> _EXERCISE_
Reproduce the listing word for word. Skip any image.

> _ITEMS_
+---+

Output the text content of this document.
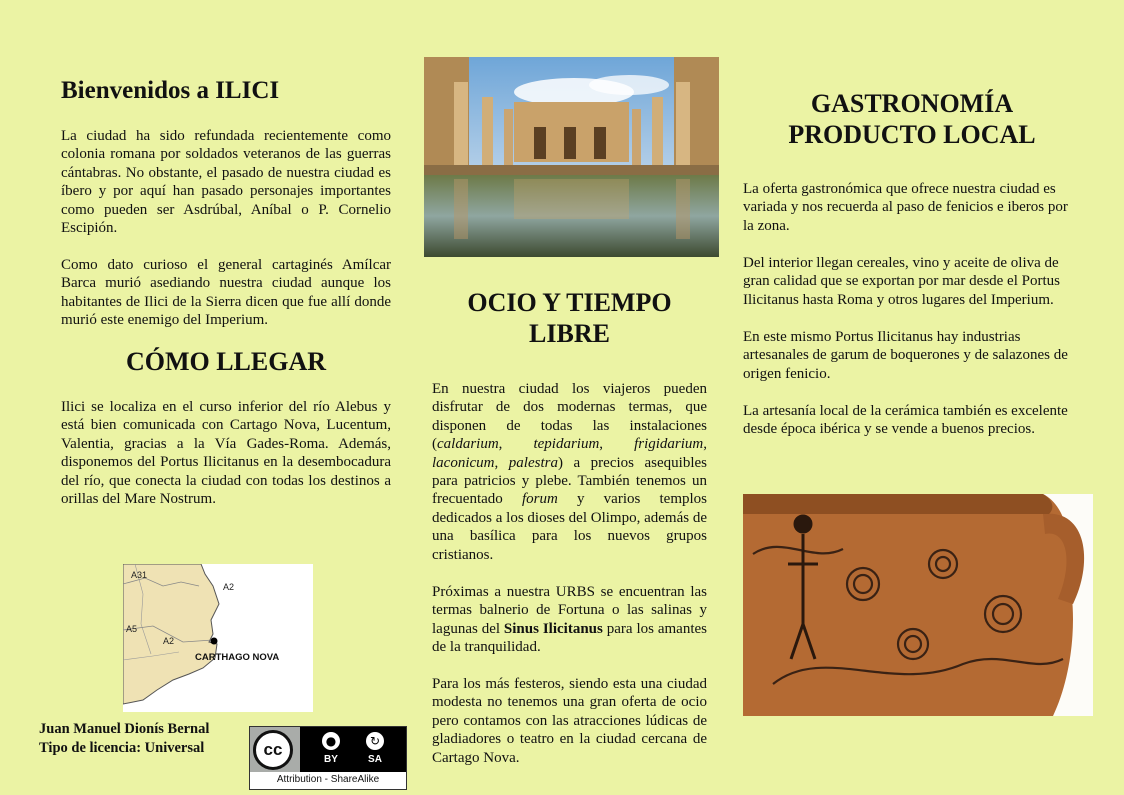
Bienvenidos a ILICI

La ciudad ha sido refundada recientemente como colonia romana por soldados veteranos de las guerras cántabras. No obstante, el pasado de nuestra ciudad es íbero y por aquí han pasado personajes importantes como pueden ser Asdrúbal, Aníbal o P. Cornelio Escipión.

Como dato curioso el general cartaginés Amílcar Barca murió asediando nuestra ciudad aunque los habitantes de Ilici de la Sierra dicen que fue allí donde murió este enemigo del Imperium.

CÓMO LLEGAR

Ilici se localiza en el curso inferior del río Alebus y está bien comunicada con Cartago Nova, Lucentum, Valentia, gracias a la Vía Gades-Roma. Además, disponemos del Portus Ilicitanus en la desembocadura del río, que conecta la ciudad con todas los destinos a orillas del Mare Nostrum.

A31
A2
A5
A2
CARTHAGO NOVA
Juan Manuel Dionís Bernal
Tipo de licencia: Universal	cc	●	↻
BY	SA
Attribution - ShareAlike
OCIO Y TIEMPO
LIBRE

En nuestra ciudad los viajeros pueden disfrutar de dos modernas termas, que disponen de todas las instalaciones (caldarium, tepidarium, frigidarium, laconicum, palestra) a precios asequibles para patricios y plebe. También tenemos un frecuentado forum y varios templos dedicados a los dioses del Olimpo, además de una basílica para los nuevos grupos cristianos.

Próximas a nuestra URBS se encuentran las termas balnerio de Fortuna o las salinas y lagunas del Sinus Ilicitanus para los amantes de la tranquilidad.

Para los más festeros, siendo esta una ciudad modesta no tenemos una gran oferta de ocio pero contamos con las atracciones lúdicas de gladiadores o teatro en la ciudad cercana de Cartago Nova.

GASTRONOMÍA
PRODUCTO LOCAL

La oferta gastronómica que ofrece nuestra ciudad es variada y nos recuerda al paso de fenicios e iberos por la zona.

Del interior llegan cereales, vino y aceite de oliva de gran calidad que se exportan por mar desde el Portus Ilicitanus hasta Roma y otros lugares del Imperium.

En este mismo Portus Ilicitanus hay industrias artesanales de garum de boquerones y de salazones de origen fenicio.

La artesanía local de la cerámica también es excelente desde época ibérica y se vende a buenos precios.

+---+

> _FINISHED EXERCISE_
Output the text content of this document.
Bienvenidos a ILICI

La ciudad ha sido refundada recientemente como colonia romana por soldados veteranos de las guerras cántabras. No obstante, el pasado de nuestra ciudad es íbero y por aquí han pasado personajes importantes como pueden ser Asdrúbal, Aníbal o P. Cornelio Escipión.

Como dato curioso el general cartaginés Amílcar Barca murió asediando nuestra ciudad aunque los habitantes de Ilici de la Sierra dicen que fue allí donde murió este enemigo del Imperium.

CÓMO LLEGAR

Ilici se localiza en el curso inferior del río Alebus y está bien comunicada con Cartago Nova, Lucentum, Valentia, gracias a la Vía Gades-Roma. Además, disponemos del Portus Ilicitanus en la desembocadura del río, que conecta la ciudad con todas los destinos a orillas del Mare Nostrum.

A31
A2
A5
A2
CARTHAGO NOVA
Juan Manuel Dionís Bernal
Tipo de licencia: Universal	cc	●	↻
BY	SA
Attribution - ShareAlike
OCIO Y TIEMPO
LIBRE

En nuestra ciudad los viajeros pueden disfrutar de dos modernas termas, que disponen de todas las instalaciones (caldarium, tepidarium, frigidarium, laconicum, palestra) a precios asequibles para patricios y plebe. También tenemos un frecuentado forum y varios templos dedicados a los dioses del Olimpo, además de una basílica para los nuevos grupos cristianos.

Próximas a nuestra URBS se encuentran las termas balnerio de Fortuna o las salinas y lagunas del Sinus Ilicitanus para los amantes de la tranquilidad.

Para los más festeros, siendo esta una ciudad modesta no tenemos una gran oferta de ocio pero contamos con las atracciones lúdicas de gladiadores o teatro en la ciudad cercana de Cartago Nova.

GASTRONOMÍA
PRODUCTO LOCAL

La oferta gastronómica que ofrece nuestra ciudad es variada y nos recuerda al paso de fenicios e iberos por la zona.

Del interior llegan cereales, vino y aceite de oliva de gran calidad que se exportan por mar desde el Portus Ilicitanus hasta Roma y otros lugares del Imperium.

En este mismo Portus Ilicitanus hay industrias artesanales de garum de boquerones y de salazones de origen fenicio.

La artesanía local de la cerámica también es excelente desde época ibérica y se vende a buenos precios.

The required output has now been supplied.